Out of the lines below, please list those that hold the string "from".

Collected data entries –
** begin **

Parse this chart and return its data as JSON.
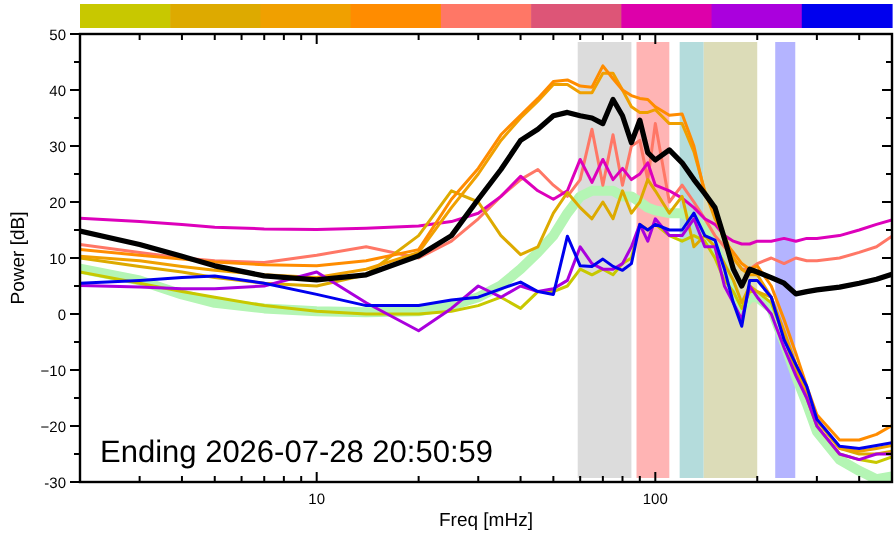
{
  "chart_data": {
    "type": "line",
    "xlabel": "Freq [mHz]",
    "ylabel": "Power [dB]",
    "log": "x",
    "xlim": [
      2,
      500
    ],
    "ylim": [
      -30,
      50
    ],
    "xticks": [
      {
        "value": 2,
        "label": null
      },
      {
        "value": 3,
        "label": null
      },
      {
        "value": 4,
        "label": null
      },
      {
        "value": 5,
        "label": null
      },
      {
        "value": 6,
        "label": null
      },
      {
        "value": 7,
        "label": null
      },
      {
        "value": 8,
        "label": null
      },
      {
        "value": 9,
        "label": null
      },
      10,
      {
        "value": 20,
        "label": null
      },
      {
        "value": 30,
        "label": null
      },
      {
        "value": 40,
        "label": null
      },
      {
        "value": 50,
        "label": null
      },
      {
        "value": 60,
        "label": null
      },
      {
        "value": 70,
        "label": null
      },
      {
        "value": 80,
        "label": null
      },
      {
        "value": 90,
        "label": null
      },
      100,
      {
        "value": 200,
        "label": null
      },
      {
        "value": 300,
        "label": null
      },
      {
        "value": 400,
        "label": null
      },
      {
        "value": 500,
        "label": null
      }
    ],
    "yticks": [
      -30,
      {
        "value": -25,
        "label": null
      },
      {
        "value": -20,
        "label": "−20"
      },
      {
        "value": -15,
        "label": null
      },
      {
        "value": -10,
        "label": "−10"
      },
      {
        "value": -5,
        "label": null
      },
      0,
      {
        "value": 5,
        "label": null
      },
      10,
      {
        "value": 15,
        "label": null
      },
      20,
      {
        "value": 25,
        "label": null
      },
      30,
      {
        "value": 35,
        "label": null
      },
      40,
      {
        "value": 45,
        "label": null
      },
      50
    ],
    "grid": false,
    "marker": "none",
    "line_style": "solid",
    "x": [
      2,
      3,
      4,
      5,
      7,
      10,
      14,
      20,
      25,
      30,
      35,
      40,
      45,
      50,
      55,
      60,
      65,
      70,
      75,
      80,
      85,
      90,
      95,
      100,
      110,
      120,
      130,
      140,
      150,
      160,
      170,
      180,
      190,
      200,
      220,
      240,
      260,
      280,
      300,
      350,
      400,
      450,
      500
    ],
    "bands": [
      {
        "axis": "x",
        "from": 59,
        "to": 85,
        "color": "#dcdcdc"
      },
      {
        "axis": "x",
        "from": 88,
        "to": 110,
        "color": "#ffb4b4"
      },
      {
        "axis": "x",
        "from": 118,
        "to": 139,
        "color": "#b4dcdc"
      },
      {
        "axis": "x",
        "from": 139,
        "to": 200,
        "color": "#dcdcb8"
      },
      {
        "axis": "x",
        "from": 226,
        "to": 259,
        "color": "#b4b4ff"
      }
    ],
    "annotations": [
      "Ending 2026-07-28 20:50:59"
    ],
    "series": [
      {
        "color": "#b4f5b4",
        "values": [
          8.1,
          6,
          3.5,
          2,
          1,
          0.5,
          0.3,
          0.5,
          1.5,
          3,
          5.1,
          8,
          11,
          14,
          18,
          21,
          22,
          22,
          22,
          21,
          21,
          20,
          19,
          18.5,
          18,
          18,
          17,
          15,
          12,
          8,
          4,
          1,
          3,
          3,
          1,
          -5,
          -11,
          -16,
          -21,
          -26,
          -28,
          -29.5,
          -29
        ]
      },
      {
        "color": "#ff7766",
        "values": [
          12.4,
          11,
          10,
          9.5,
          9.2,
          10.5,
          12,
          10,
          13,
          17,
          21,
          24,
          25.8,
          23,
          21,
          24,
          33,
          23,
          32,
          23,
          30,
          31,
          24,
          34,
          20,
          23,
          20,
          17,
          14,
          12,
          10,
          8,
          8,
          9,
          10,
          9,
          10,
          9.5,
          9.5,
          10,
          11,
          12,
          13.9
        ]
      },
      {
        "color": "#dd00bb",
        "values": [
          17.1,
          16.5,
          16,
          15.5,
          15.2,
          15.1,
          15.3,
          15.7,
          16.5,
          18,
          21,
          24.6,
          22,
          20.5,
          22,
          27.6,
          23.5,
          27.6,
          24,
          26,
          24,
          25,
          27,
          23,
          22,
          20.7,
          19,
          17,
          16,
          14,
          13,
          12.5,
          12.5,
          13,
          13,
          13.5,
          13,
          13.5,
          13.5,
          14,
          15,
          16,
          16.8
        ]
      },
      {
        "color": "#c8c800",
        "values": [
          7.5,
          5.5,
          4,
          3,
          1.5,
          0.5,
          0,
          0,
          0.5,
          1.5,
          3,
          1,
          4,
          4,
          5,
          8,
          7,
          8,
          7,
          9,
          10,
          16,
          15,
          16,
          14,
          13,
          14,
          13,
          10,
          6,
          4,
          1,
          4,
          4,
          2,
          -4,
          -10,
          -15,
          -20,
          -25,
          -26,
          -26.5,
          -25.5
        ]
      },
      {
        "color": "#ddaa00",
        "values": [
          10,
          8.5,
          7.5,
          6.5,
          5.5,
          5,
          7,
          14,
          22,
          20,
          14,
          10.6,
          12,
          18,
          21.7,
          19,
          17,
          20,
          17,
          22,
          18,
          20,
          24,
          22,
          18,
          21,
          12,
          14,
          12,
          9,
          6,
          2,
          5,
          4,
          3,
          -4,
          -10,
          -14,
          -19,
          -24,
          -25,
          -25,
          -24.5
        ]
      },
      {
        "color": "#f0a000",
        "values": [
          10.3,
          9.5,
          8.5,
          7.8,
          7,
          6.5,
          8,
          11,
          19,
          25,
          31,
          35,
          38,
          41,
          41,
          39.5,
          39.5,
          43,
          43,
          40,
          37,
          36,
          36,
          36.5,
          34,
          34,
          29,
          22,
          17,
          14,
          10,
          8,
          7,
          7,
          3,
          -3,
          -9,
          -14,
          -19,
          -24,
          -24.5,
          -24,
          -23.5
        ]
      },
      {
        "color": "#ff8c00",
        "values": [
          11.5,
          10.5,
          9.8,
          9.3,
          8.8,
          8.6,
          9.5,
          11.5,
          20.5,
          26,
          32,
          35.5,
          38.5,
          41.5,
          41.8,
          40.7,
          40.5,
          44.3,
          42,
          40,
          39,
          38.5,
          38.3,
          37,
          35.5,
          35.7,
          30,
          21.5,
          18,
          13,
          11,
          9,
          8,
          8.6,
          5,
          -1,
          -7,
          -12.9,
          -18,
          -22.5,
          -22.5,
          -21.5,
          -19.9
        ]
      },
      {
        "color": "#aa00dd",
        "values": [
          5.1,
          4.8,
          4.5,
          4.5,
          5,
          7.5,
          2,
          -3,
          1,
          5,
          3,
          5,
          4,
          4.5,
          6,
          12,
          9,
          8,
          8,
          9,
          12,
          16,
          13,
          17,
          14,
          14,
          17,
          12,
          12,
          5,
          2,
          -1,
          5,
          3,
          0,
          -6,
          -11,
          -15,
          -20,
          -25,
          -26,
          -25,
          -25
        ]
      },
      {
        "color": "#0000ee",
        "values": [
          5.5,
          6,
          6.5,
          6.8,
          5.5,
          3.5,
          1.5,
          1.5,
          2.5,
          3,
          4.5,
          5.7,
          4,
          3.5,
          13.9,
          8.6,
          8.5,
          9.8,
          8.5,
          7.8,
          9,
          16,
          15,
          16,
          15,
          15,
          18,
          14,
          13.2,
          8,
          2,
          -2.2,
          6,
          6,
          3,
          -4.6,
          -9,
          -12.9,
          -18.8,
          -23.6,
          -24,
          -23.5,
          -23
        ]
      },
      {
        "color": "#000000",
        "values": [
          14.8,
          12.4,
          10.3,
          8.6,
          6.8,
          6.1,
          7,
          10.4,
          14,
          20.5,
          25.8,
          31,
          33,
          35.4,
          36,
          35.4,
          35,
          34,
          38.3,
          35.4,
          30.6,
          34.6,
          28.8,
          27.5,
          29.3,
          27,
          24,
          21.5,
          19,
          13.5,
          8,
          5,
          8,
          7.5,
          6.5,
          5.5,
          3.6,
          4,
          4.3,
          4.8,
          5.5,
          6.2,
          7.1
        ]
      }
    ]
  }
}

** end **

Full solution –
        "from": 59,
        "from": 88,
        "from": 118,
        "from": 139,
        "from": 226,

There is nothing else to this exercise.